▶ [Exercise details]
Pick out each line below containing "would".

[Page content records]
________________________

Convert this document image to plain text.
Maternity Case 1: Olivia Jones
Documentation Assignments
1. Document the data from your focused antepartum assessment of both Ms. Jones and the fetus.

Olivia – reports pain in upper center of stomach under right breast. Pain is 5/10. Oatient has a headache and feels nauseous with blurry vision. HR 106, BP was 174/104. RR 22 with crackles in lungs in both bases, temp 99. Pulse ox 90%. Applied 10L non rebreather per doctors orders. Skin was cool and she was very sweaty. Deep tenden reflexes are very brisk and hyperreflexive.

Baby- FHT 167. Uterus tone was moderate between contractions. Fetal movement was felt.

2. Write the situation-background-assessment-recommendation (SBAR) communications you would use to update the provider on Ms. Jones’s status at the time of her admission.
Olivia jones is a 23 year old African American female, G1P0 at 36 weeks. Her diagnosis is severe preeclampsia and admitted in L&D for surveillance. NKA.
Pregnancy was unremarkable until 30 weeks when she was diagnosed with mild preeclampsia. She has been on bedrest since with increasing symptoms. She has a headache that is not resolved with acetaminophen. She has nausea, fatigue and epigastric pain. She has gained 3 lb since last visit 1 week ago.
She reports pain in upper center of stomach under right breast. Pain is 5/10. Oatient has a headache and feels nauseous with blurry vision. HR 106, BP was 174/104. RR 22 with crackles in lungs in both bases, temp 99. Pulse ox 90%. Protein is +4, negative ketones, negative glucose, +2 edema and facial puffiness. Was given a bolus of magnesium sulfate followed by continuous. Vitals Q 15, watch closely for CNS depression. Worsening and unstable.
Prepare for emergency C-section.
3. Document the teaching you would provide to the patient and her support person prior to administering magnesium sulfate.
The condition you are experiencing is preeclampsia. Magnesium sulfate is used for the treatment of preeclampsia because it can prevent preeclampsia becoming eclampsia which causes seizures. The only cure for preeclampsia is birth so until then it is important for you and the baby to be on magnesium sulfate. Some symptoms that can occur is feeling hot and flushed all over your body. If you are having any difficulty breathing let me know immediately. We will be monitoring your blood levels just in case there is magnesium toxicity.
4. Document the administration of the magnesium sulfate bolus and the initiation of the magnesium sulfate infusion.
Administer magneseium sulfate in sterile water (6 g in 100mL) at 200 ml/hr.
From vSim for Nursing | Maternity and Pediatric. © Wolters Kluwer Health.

________________________

▶ [Answer to this problem]
2. Write the situation-background-assessment-recommendation (SBAR) communications you would use to update the provider on Ms. Jones’s status at the time of her admission.
3. Document the teaching you would provide to the patient and her support person prior to administering magnesium sulfate.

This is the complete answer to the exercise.